— START Source material —

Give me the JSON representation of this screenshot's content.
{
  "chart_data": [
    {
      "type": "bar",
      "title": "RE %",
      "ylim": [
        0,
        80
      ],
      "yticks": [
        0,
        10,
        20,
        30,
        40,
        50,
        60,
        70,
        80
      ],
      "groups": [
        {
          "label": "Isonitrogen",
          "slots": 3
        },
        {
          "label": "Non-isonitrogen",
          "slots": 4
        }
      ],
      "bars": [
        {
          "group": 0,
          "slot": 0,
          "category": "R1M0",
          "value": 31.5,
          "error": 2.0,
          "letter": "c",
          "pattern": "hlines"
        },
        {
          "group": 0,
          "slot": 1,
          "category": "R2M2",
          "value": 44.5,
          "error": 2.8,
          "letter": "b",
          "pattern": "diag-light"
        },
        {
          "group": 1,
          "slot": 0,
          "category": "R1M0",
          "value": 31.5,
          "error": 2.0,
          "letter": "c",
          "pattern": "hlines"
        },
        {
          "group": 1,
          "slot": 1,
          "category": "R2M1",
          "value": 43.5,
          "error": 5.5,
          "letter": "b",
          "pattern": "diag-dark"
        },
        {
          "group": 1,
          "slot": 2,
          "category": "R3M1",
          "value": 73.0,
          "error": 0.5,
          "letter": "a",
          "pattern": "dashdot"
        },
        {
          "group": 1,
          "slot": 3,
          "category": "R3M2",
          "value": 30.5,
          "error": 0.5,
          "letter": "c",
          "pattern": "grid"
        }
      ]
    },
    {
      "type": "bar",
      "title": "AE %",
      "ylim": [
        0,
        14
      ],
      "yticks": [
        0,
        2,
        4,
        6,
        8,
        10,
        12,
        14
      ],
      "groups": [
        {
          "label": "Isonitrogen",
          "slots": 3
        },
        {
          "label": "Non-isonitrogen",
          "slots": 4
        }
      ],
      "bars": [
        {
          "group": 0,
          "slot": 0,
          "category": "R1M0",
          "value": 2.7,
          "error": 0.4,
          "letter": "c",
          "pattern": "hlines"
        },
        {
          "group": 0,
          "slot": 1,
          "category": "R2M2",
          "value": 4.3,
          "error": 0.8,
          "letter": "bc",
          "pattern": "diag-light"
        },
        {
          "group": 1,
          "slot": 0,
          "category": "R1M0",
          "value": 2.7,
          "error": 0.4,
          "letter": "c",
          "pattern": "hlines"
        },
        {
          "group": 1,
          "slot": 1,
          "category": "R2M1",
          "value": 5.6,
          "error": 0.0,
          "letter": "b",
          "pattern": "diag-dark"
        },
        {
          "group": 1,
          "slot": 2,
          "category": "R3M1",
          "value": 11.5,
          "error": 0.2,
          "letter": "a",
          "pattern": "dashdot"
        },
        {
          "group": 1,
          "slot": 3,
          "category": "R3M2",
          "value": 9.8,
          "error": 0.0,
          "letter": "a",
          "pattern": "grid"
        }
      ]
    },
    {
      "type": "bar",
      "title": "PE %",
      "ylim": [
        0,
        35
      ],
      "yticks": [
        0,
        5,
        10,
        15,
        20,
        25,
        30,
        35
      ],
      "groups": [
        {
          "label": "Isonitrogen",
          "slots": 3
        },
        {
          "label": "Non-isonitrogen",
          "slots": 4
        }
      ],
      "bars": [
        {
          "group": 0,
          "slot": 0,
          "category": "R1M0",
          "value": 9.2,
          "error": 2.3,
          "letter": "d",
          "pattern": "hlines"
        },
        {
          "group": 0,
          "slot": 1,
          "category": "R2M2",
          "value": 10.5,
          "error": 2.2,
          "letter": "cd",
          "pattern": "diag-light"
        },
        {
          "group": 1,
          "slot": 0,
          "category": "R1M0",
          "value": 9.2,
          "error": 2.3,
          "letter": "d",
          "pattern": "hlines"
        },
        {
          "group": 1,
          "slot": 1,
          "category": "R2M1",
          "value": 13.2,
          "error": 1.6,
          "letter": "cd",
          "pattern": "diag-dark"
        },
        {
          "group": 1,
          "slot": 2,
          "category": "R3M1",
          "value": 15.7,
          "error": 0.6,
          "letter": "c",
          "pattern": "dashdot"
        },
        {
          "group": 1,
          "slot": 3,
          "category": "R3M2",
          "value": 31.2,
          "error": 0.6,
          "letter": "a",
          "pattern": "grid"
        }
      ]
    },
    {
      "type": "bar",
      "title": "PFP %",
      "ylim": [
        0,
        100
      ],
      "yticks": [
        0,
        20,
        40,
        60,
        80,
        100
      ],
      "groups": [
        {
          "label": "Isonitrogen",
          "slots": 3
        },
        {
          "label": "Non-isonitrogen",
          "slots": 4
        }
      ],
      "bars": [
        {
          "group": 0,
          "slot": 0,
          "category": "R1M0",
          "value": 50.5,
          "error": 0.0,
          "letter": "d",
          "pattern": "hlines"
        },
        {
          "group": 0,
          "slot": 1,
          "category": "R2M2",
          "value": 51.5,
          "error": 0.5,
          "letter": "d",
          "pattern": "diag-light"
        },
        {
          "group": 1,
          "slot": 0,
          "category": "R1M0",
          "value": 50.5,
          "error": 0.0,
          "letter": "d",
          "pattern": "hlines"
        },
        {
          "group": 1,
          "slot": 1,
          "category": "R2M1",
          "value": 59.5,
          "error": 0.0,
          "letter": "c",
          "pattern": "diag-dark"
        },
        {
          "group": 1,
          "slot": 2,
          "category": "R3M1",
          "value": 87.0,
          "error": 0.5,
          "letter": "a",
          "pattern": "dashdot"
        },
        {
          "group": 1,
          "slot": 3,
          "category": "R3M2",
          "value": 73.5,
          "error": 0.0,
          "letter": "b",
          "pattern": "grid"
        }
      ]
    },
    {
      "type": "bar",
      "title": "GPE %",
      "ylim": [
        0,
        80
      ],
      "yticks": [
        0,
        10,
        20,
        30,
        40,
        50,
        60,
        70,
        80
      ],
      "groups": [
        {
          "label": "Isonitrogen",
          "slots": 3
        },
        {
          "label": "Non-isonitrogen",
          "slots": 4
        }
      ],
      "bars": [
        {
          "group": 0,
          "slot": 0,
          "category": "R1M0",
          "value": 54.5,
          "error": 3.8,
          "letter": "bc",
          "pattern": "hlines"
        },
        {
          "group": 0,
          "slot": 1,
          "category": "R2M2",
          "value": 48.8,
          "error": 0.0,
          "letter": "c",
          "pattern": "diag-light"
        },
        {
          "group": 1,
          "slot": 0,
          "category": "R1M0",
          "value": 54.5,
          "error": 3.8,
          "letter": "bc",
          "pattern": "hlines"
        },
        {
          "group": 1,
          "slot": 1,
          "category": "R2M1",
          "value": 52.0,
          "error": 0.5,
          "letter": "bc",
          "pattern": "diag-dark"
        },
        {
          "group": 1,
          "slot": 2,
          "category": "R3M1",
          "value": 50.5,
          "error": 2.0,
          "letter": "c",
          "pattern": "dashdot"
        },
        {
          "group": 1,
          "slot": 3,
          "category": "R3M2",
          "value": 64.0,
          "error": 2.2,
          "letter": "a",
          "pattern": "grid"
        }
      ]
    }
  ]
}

— END Source material —

→ Request: Repeat the material above exactly.

→ Answer to this task:
Give me the JSON representation of this screenshot's content.
{
  "chart_data": [
    {
      "type": "bar",
      "title": "RE %",
      "ylim": [
        0,
        80
      ],
      "yticks": [
        0,
        10,
        20,
        30,
        40,
        50,
        60,
        70,
        80
      ],
      "groups": [
        {
          "label": "Isonitrogen",
          "slots": 3
        },
        {
          "label": "Non-isonitrogen",
          "slots": 4
        }
      ],
      "bars": [
        {
          "group": 0,
          "slot": 0,
          "category": "R1M0",
          "value": 31.5,
          "error": 2.0,
          "letter": "c",
          "pattern": "hlines"
        },
        {
          "group": 0,
          "slot": 1,
          "category": "R2M2",
          "value": 44.5,
          "error": 2.8,
          "letter": "b",
          "pattern": "diag-light"
        },
        {
          "group": 1,
          "slot": 0,
          "category": "R1M0",
          "value": 31.5,
          "error": 2.0,
          "letter": "c",
          "pattern": "hlines"
        },
        {
          "group": 1,
          "slot": 1,
          "category": "R2M1",
          "value": 43.5,
          "error": 5.5,
          "letter": "b",
          "pattern": "diag-dark"
        },
        {
          "group": 1,
          "slot": 2,
          "category": "R3M1",
          "value": 73.0,
          "error": 0.5,
          "letter": "a",
          "pattern": "dashdot"
        },
        {
          "group": 1,
          "slot": 3,
          "category": "R3M2",
          "value": 30.5,
          "error": 0.5,
          "letter": "c",
          "pattern": "grid"
        }
      ]
    },
    {
      "type": "bar",
      "title": "AE %",
      "ylim": [
        0,
        14
      ],
      "yticks": [
        0,
        2,
        4,
        6,
        8,
        10,
        12,
        14
      ],
      "groups": [
        {
          "label": "Isonitrogen",
          "slots": 3
        },
        {
          "label": "Non-isonitrogen",
          "slots": 4
        }
      ],
      "bars": [
        {
          "group": 0,
          "slot": 0,
          "category": "R1M0",
          "value": 2.7,
          "error": 0.4,
          "letter": "c",
          "pattern": "hlines"
        },
        {
          "group": 0,
          "slot": 1,
          "category": "R2M2",
          "value": 4.3,
          "error": 0.8,
          "letter": "bc",
          "pattern": "diag-light"
        },
        {
          "group": 1,
          "slot": 0,
          "category": "R1M0",
          "value": 2.7,
          "error": 0.4,
          "letter": "c",
          "pattern": "hlines"
        },
        {
          "group": 1,
          "slot": 1,
          "category": "R2M1",
          "value": 5.6,
          "error": 0.0,
          "letter": "b",
          "pattern": "diag-dark"
        },
        {
          "group": 1,
          "slot": 2,
          "category": "R3M1",
          "value": 11.5,
          "error": 0.2,
          "letter": "a",
          "pattern": "dashdot"
        },
        {
          "group": 1,
          "slot": 3,
          "category": "R3M2",
          "value": 9.8,
          "error": 0.0,
          "letter": "a",
          "pattern": "grid"
        }
      ]
    },
    {
      "type": "bar",
      "title": "PE %",
      "ylim": [
        0,
        35
      ],
      "yticks": [
        0,
        5,
        10,
        15,
        20,
        25,
        30,
        35
      ],
      "groups": [
        {
          "label": "Isonitrogen",
          "slots": 3
        },
        {
          "label": "Non-isonitrogen",
          "slots": 4
        }
      ],
      "bars": [
        {
          "group": 0,
          "slot": 0,
          "category": "R1M0",
          "value": 9.2,
          "error": 2.3,
          "letter": "d",
          "pattern": "hlines"
        },
        {
          "group": 0,
          "slot": 1,
          "category": "R2M2",
          "value": 10.5,
          "error": 2.2,
          "letter": "cd",
          "pattern": "diag-light"
        },
        {
          "group": 1,
          "slot": 0,
          "category": "R1M0",
          "value": 9.2,
          "error": 2.3,
          "letter": "d",
          "pattern": "hlines"
        },
        {
          "group": 1,
          "slot": 1,
          "category": "R2M1",
          "value": 13.2,
          "error": 1.6,
          "letter": "cd",
          "pattern": "diag-dark"
        },
        {
          "group": 1,
          "slot": 2,
          "category": "R3M1",
          "value": 15.7,
          "error": 0.6,
          "letter": "c",
          "pattern": "dashdot"
        },
        {
          "group": 1,
          "slot": 3,
          "category": "R3M2",
          "value": 31.2,
          "error": 0.6,
          "letter": "a",
          "pattern": "grid"
        }
      ]
    },
    {
      "type": "bar",
      "title": "PFP %",
      "ylim": [
        0,
        100
      ],
      "yticks": [
        0,
        20,
        40,
        60,
        80,
        100
      ],
      "groups": [
        {
          "label": "Isonitrogen",
          "slots": 3
        },
        {
          "label": "Non-isonitrogen",
          "slots": 4
        }
      ],
      "bars": [
        {
          "group": 0,
          "slot": 0,
          "category": "R1M0",
          "value": 50.5,
          "error": 0.0,
          "letter": "d",
          "pattern": "hlines"
        },
        {
          "group": 0,
          "slot": 1,
          "category": "R2M2",
          "value": 51.5,
          "error": 0.5,
          "letter": "d",
          "pattern": "diag-light"
        },
        {
          "group": 1,
          "slot": 0,
          "category": "R1M0",
          "value": 50.5,
          "error": 0.0,
          "letter": "d",
          "pattern": "hlines"
        },
        {
          "group": 1,
          "slot": 1,
          "category": "R2M1",
          "value": 59.5,
          "error": 0.0,
          "letter": "c",
          "pattern": "diag-dark"
        },
        {
          "group": 1,
          "slot": 2,
          "category": "R3M1",
          "value": 87.0,
          "error": 0.5,
          "letter": "a",
          "pattern": "dashdot"
        },
        {
          "group": 1,
          "slot": 3,
          "category": "R3M2",
          "value": 73.5,
          "error": 0.0,
          "letter": "b",
          "pattern": "grid"
        }
      ]
    },
    {
      "type": "bar",
      "title": "GPE %",
      "ylim": [
        0,
        80
      ],
      "yticks": [
        0,
        10,
        20,
        30,
        40,
        50,
        60,
        70,
        80
      ],
      "groups": [
        {
          "label": "Isonitrogen",
          "slots": 3
        },
        {
          "label": "Non-isonitrogen",
          "slots": 4
        }
      ],
      "bars": [
        {
          "group": 0,
          "slot": 0,
          "category": "R1M0",
          "value": 54.5,
          "error": 3.8,
          "letter": "bc",
          "pattern": "hlines"
        },
        {
          "group": 0,
          "slot": 1,
          "category": "R2M2",
          "value": 48.8,
          "error": 0.0,
          "letter": "c",
          "pattern": "diag-light"
        },
        {
          "group": 1,
          "slot": 0,
          "category": "R1M0",
          "value": 54.5,
          "error": 3.8,
          "letter": "bc",
          "pattern": "hlines"
        },
        {
          "group": 1,
          "slot": 1,
          "category": "R2M1",
          "value": 52.0,
          "error": 0.5,
          "letter": "bc",
          "pattern": "diag-dark"
        },
        {
          "group": 1,
          "slot": 2,
          "category": "R3M1",
          "value": 50.5,
          "error": 2.0,
          "letter": "c",
          "pattern": "dashdot"
        },
        {
          "group": 1,
          "slot": 3,
          "category": "R3M2",
          "value": 64.0,
          "error": 2.2,
          "letter": "a",
          "pattern": "grid"
        }
      ]
    }
  ]
}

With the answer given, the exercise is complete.